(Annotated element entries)
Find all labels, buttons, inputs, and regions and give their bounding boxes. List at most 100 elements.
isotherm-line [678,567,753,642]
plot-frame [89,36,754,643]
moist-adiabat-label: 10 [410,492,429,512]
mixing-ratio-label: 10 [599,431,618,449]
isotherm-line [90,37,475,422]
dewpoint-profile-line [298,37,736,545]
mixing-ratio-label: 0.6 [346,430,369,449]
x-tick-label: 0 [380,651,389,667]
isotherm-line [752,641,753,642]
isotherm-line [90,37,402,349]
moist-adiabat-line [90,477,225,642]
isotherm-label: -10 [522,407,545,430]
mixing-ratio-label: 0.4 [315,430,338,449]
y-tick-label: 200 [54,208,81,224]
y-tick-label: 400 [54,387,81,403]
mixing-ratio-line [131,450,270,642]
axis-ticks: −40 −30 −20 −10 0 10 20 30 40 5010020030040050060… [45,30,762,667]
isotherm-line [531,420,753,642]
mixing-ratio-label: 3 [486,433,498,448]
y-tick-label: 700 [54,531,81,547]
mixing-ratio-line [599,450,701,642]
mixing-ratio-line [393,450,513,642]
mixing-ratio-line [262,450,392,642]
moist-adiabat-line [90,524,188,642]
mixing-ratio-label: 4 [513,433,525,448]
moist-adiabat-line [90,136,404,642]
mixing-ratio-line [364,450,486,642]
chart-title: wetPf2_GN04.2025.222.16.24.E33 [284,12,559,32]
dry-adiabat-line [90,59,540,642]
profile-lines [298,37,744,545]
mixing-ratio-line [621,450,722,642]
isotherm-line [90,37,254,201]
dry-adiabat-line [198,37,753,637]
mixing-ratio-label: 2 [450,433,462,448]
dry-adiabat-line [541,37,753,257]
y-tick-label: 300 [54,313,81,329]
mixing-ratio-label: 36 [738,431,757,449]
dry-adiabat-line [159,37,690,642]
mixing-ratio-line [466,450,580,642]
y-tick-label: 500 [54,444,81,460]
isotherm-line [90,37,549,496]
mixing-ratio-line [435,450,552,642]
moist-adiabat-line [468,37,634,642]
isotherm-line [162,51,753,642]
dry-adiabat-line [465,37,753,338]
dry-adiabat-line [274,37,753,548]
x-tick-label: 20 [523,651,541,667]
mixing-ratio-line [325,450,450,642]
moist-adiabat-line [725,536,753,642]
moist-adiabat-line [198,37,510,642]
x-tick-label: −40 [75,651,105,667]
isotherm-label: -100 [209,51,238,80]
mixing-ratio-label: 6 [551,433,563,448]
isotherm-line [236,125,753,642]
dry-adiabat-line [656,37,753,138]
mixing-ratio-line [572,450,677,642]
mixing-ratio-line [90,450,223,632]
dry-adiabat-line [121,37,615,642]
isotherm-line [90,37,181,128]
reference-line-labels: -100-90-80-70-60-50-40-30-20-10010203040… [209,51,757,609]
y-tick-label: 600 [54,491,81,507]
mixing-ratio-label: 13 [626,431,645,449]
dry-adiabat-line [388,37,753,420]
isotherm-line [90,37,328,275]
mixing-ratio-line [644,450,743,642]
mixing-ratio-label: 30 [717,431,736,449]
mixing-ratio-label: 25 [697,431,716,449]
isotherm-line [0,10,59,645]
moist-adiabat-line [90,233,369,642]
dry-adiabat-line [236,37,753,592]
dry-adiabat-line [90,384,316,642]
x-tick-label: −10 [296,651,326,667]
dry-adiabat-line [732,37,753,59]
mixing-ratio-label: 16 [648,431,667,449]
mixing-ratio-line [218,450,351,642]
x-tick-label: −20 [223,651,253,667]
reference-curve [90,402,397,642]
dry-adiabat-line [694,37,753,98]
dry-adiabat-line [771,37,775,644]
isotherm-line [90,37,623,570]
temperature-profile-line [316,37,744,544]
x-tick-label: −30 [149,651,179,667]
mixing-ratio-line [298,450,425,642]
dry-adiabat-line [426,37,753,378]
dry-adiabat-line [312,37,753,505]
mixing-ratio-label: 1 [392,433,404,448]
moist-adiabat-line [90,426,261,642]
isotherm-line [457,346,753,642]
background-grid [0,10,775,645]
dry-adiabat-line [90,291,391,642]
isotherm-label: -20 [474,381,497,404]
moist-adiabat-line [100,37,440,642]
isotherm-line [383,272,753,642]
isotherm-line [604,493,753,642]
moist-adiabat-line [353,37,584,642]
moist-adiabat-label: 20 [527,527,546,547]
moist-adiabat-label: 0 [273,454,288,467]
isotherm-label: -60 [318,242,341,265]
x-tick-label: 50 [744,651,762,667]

#### [Task instructions]
Copy every line of the material above word for word, changing nothing.

#### [Result for this exercise]
Find all labels, buttons, inputs, and regions and give their bounding boxes. List at most 100 elements.
isotherm-line [678,567,753,642]
plot-frame [89,36,754,643]
moist-adiabat-label: 10 [410,492,429,512]
mixing-ratio-label: 10 [599,431,618,449]
isotherm-line [90,37,475,422]
dewpoint-profile-line [298,37,736,545]
mixing-ratio-label: 0.6 [346,430,369,449]
x-tick-label: 0 [380,651,389,667]
isotherm-line [752,641,753,642]
isotherm-line [90,37,402,349]
moist-adiabat-line [90,477,225,642]
isotherm-label: -10 [522,407,545,430]
mixing-ratio-label: 0.4 [315,430,338,449]
y-tick-label: 200 [54,208,81,224]
y-tick-label: 400 [54,387,81,403]
mixing-ratio-line [131,450,270,642]
axis-ticks: −40 −30 −20 −10 0 10 20 30 40 5010020030040050060… [45,30,762,667]
isotherm-line [531,420,753,642]
mixing-ratio-label: 3 [486,433,498,448]
y-tick-label: 700 [54,531,81,547]
mixing-ratio-line [599,450,701,642]
mixing-ratio-line [393,450,513,642]
mixing-ratio-line [262,450,392,642]
moist-adiabat-line [90,524,188,642]
mixing-ratio-label: 4 [513,433,525,448]
moist-adiabat-line [90,136,404,642]
mixing-ratio-line [364,450,486,642]
chart-title: wetPf2_GN04.2025.222.16.24.E33 [284,12,559,32]
dry-adiabat-line [90,59,540,642]
profile-lines [298,37,744,545]
mixing-ratio-line [621,450,722,642]
isotherm-line [90,37,254,201]
dry-adiabat-line [198,37,753,637]
mixing-ratio-label: 2 [450,433,462,448]
dry-adiabat-line [541,37,753,257]
y-tick-label: 300 [54,313,81,329]
mixing-ratio-label: 36 [738,431,757,449]
dry-adiabat-line [159,37,690,642]
mixing-ratio-line [466,450,580,642]
y-tick-label: 500 [54,444,81,460]
isotherm-line [90,37,549,496]
mixing-ratio-line [435,450,552,642]
moist-adiabat-line [468,37,634,642]
isotherm-line [162,51,753,642]
dry-adiabat-line [465,37,753,338]
dry-adiabat-line [274,37,753,548]
x-tick-label: 20 [523,651,541,667]
mixing-ratio-line [325,450,450,642]
moist-adiabat-line [725,536,753,642]
moist-adiabat-line [198,37,510,642]
x-tick-label: −40 [75,651,105,667]
isotherm-label: -100 [209,51,238,80]
mixing-ratio-label: 6 [551,433,563,448]
isotherm-line [236,125,753,642]
dry-adiabat-line [656,37,753,138]
mixing-ratio-line [572,450,677,642]
mixing-ratio-line [90,450,223,632]
dry-adiabat-line [121,37,615,642]
isotherm-line [90,37,181,128]
reference-line-labels: -100-90-80-70-60-50-40-30-20-10010203040… [209,51,757,609]
y-tick-label: 600 [54,491,81,507]
mixing-ratio-label: 13 [626,431,645,449]
dry-adiabat-line [388,37,753,420]
isotherm-line [90,37,328,275]
mixing-ratio-line [644,450,743,642]
mixing-ratio-label: 30 [717,431,736,449]
mixing-ratio-label: 25 [697,431,716,449]
isotherm-line [0,10,59,645]
moist-adiabat-line [90,233,369,642]
dry-adiabat-line [236,37,753,592]
dry-adiabat-line [90,384,316,642]
x-tick-label: −10 [296,651,326,667]
dry-adiabat-line [732,37,753,59]
mixing-ratio-label: 16 [648,431,667,449]
mixing-ratio-line [218,450,351,642]
x-tick-label: −20 [223,651,253,667]
reference-curve [90,402,397,642]
dry-adiabat-line [694,37,753,98]
dry-adiabat-line [771,37,775,644]
isotherm-line [90,37,623,570]
temperature-profile-line [316,37,744,544]
x-tick-label: −30 [149,651,179,667]
mixing-ratio-line [298,450,425,642]
dry-adiabat-line [426,37,753,378]
dry-adiabat-line [312,37,753,505]
mixing-ratio-label: 1 [392,433,404,448]
moist-adiabat-line [90,426,261,642]
isotherm-line [457,346,753,642]
background-grid [0,10,775,645]
dry-adiabat-line [90,291,391,642]
isotherm-label: -20 [474,381,497,404]
moist-adiabat-line [100,37,440,642]
isotherm-line [383,272,753,642]
isotherm-line [604,493,753,642]
moist-adiabat-line [353,37,584,642]
moist-adiabat-label: 20 [527,527,546,547]
moist-adiabat-label: 0 [273,454,288,467]
isotherm-label: -60 [318,242,341,265]
x-tick-label: 50 [744,651,762,667]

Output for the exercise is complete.